▸ Task
From the Azure Durable Functions text below, list every name that the setup steps say to give a new function.

1. Get the information about the repository itself containing the user ID.
2. Based on the user ID we fetch the additional information of the user.

The good thing about the GitHub API is that we do not need to care about authentication and API keys. This means that there are some restrictions with respect to the allowed number of calls per minute, but that is fine for our scenario.

3.1 Basic Setup of "Real-World" Scenario

In this section we add the skeleton for the implementation. This time we do not need to create a Client Function again, because we will reuse the one of our prior example. This is possible as the Client Function forwards the requests based on the Orchestrator Function name in the URL of the HTTP call.

Steps

1. Create a new function via the Azure Functions Extension in VSCode.
   1. Select Durable Functions orchestrator as a template.
   2. Name the function GitHubInfoOrchestrator.
2. Create a new function via the Azure Functions Extension in VSCode.
   1. Select Durable Functions activity as a template.
   2. Name the function GetRepositoryDetailsByName.
3. Create a new function via the Azure Functions Extension in VSCode.
   1. Select Durable Functions activity as a template.
   2. Name the function GetUserDetailsById.
4. Install the following npm modules for a smooth interaction with the GitHub REST API
   1. @octokit/core

3.2 Implementation of the Orchestrator Function

In this section we implement the Orchestrator Function that defines the call sequence of the Activity Functions and assures the transfer of the result of the first Activity Function to the second one.

Steps

1. Update the Orchestrator Function GitHubInfoOrchestrator to call the two Activity Functions. The first Activity Function is GetRepositoryDetailsByName. The returned information of that activity, the user ID, must be transferred to the context of the Durable Function. The second Activity Function is GetUserDetailsById. The returned information of the second Activity Function is returned as response by the Orchestrator Function. The Orchestrator Function code should look like this:

   import * as df from "durable-functions"

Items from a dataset
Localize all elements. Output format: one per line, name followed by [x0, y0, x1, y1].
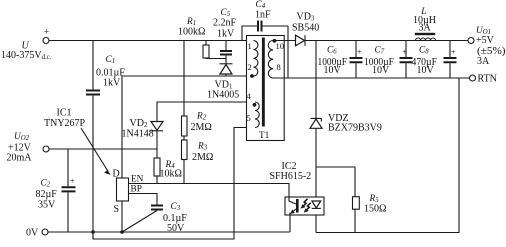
node S/C3 junction	[120, 230, 124, 234]
terminal RTN	[470, 74, 497, 85]
inductor L	[413, 7, 436, 41]
svg-text:+5V: +5V	[476, 35, 495, 46]
terminal U input +	[1, 28, 52, 62]
IC IC1 TNY267P	[44, 108, 144, 233]
wire primary top rail	[49, 40, 254, 42]
optocoupler IC2 SFH615-2	[270, 161, 325, 232]
capacitor C3	[122, 202, 187, 234]
resistor R4	[154, 158, 182, 184]
svg-text:100kΩ: 100kΩ	[178, 27, 205, 38]
svg-text:10V: 10V	[324, 65, 342, 76]
wire secondary bottom loop	[316, 78, 459, 233]
capacitor C4	[242, 0, 288, 78]
wire secondary top	[273, 40, 468, 42]
svg-text:10kΩ: 10kΩ	[160, 169, 182, 180]
terminal UO2 +12V	[7, 132, 50, 164]
svg-text:8: 8	[277, 62, 281, 72]
diode VD2	[122, 118, 164, 158]
svg-text:+: +	[44, 28, 49, 38]
svg-text:82µF: 82µF	[36, 189, 58, 200]
svg-text:2.2nF: 2.2nF	[213, 18, 237, 29]
svg-text:3A: 3A	[419, 23, 432, 34]
diode VD3	[292, 12, 319, 46]
diode VD1	[207, 64, 239, 101]
capacitor C8	[412, 41, 457, 79]
svg-text:SB540: SB540	[292, 23, 319, 34]
svg-text:10: 10	[276, 41, 285, 51]
svg-text:2: 2	[248, 62, 252, 72]
capacitor C5	[213, 8, 237, 64]
wire drain line	[122, 76, 254, 178]
svg-text:D: D	[113, 168, 120, 179]
svg-text:+: +	[402, 47, 407, 57]
wire VDZ to R5	[316, 167, 355, 197]
terminal UO1 +5V	[468, 26, 506, 67]
wire bias pin4 line	[157, 102, 255, 122]
svg-text:RTN: RTN	[478, 74, 497, 85]
capacitor C2	[36, 149, 76, 232]
svg-text:S: S	[114, 204, 120, 215]
svg-text:2MΩ: 2MΩ	[192, 152, 213, 163]
svg-text:1kV: 1kV	[217, 29, 235, 40]
svg-text:2MΩ: 2MΩ	[191, 122, 212, 133]
resistor R5	[353, 194, 387, 233]
node C1/loop junction	[91, 230, 95, 234]
svg-text:20mA: 20mA	[7, 153, 33, 164]
svg-text:3A: 3A	[477, 56, 490, 67]
svg-text:T1: T1	[259, 131, 270, 141]
zener VDZ	[310, 41, 382, 233]
wire +12V rail	[49, 148, 157, 150]
svg-text:SFH615-2: SFH615-2	[270, 171, 312, 182]
svg-text:150Ω: 150Ω	[364, 204, 386, 215]
svg-text:IC1: IC1	[57, 108, 72, 119]
wire EN line	[129, 184, 290, 198]
transformer T1	[247, 36, 285, 142]
svg-text:+: +	[451, 47, 456, 57]
resistor R1	[178, 17, 226, 59]
capacitor C1	[86, 41, 125, 240]
wire RTN rail	[273, 77, 470, 79]
svg-text:5: 5	[247, 113, 251, 123]
wire 0V rail	[48, 231, 290, 233]
svg-text:10V: 10V	[372, 65, 390, 76]
svg-text:0V: 0V	[26, 228, 39, 239]
svg-text:1kV: 1kV	[103, 78, 121, 89]
svg-text:TNY267P: TNY267P	[44, 118, 86, 129]
svg-text:BZX79B3V9: BZX79B3V9	[328, 123, 382, 134]
svg-text:1N4148: 1N4148	[122, 129, 154, 140]
svg-text:1: 1	[248, 41, 252, 51]
svg-text:+: +	[357, 47, 362, 57]
terminal 0V	[26, 228, 48, 239]
resistors R2 R3	[182, 41, 214, 184]
svg-text:10V: 10V	[417, 65, 435, 76]
capacitor C7	[364, 41, 413, 79]
wire BP line	[129, 194, 158, 206]
svg-text:1nF: 1nF	[255, 10, 271, 21]
svg-text:+: +	[70, 176, 75, 186]
svg-text:35V: 35V	[38, 200, 56, 211]
capacitor C6	[318, 41, 363, 79]
svg-text:1N4005: 1N4005	[207, 90, 239, 101]
wire pin5 return loop	[93, 128, 255, 240]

▸ Full solution
- GitHubInfoOrchestrator
- GetRepositoryDetailsByName
- GetUserDetailsById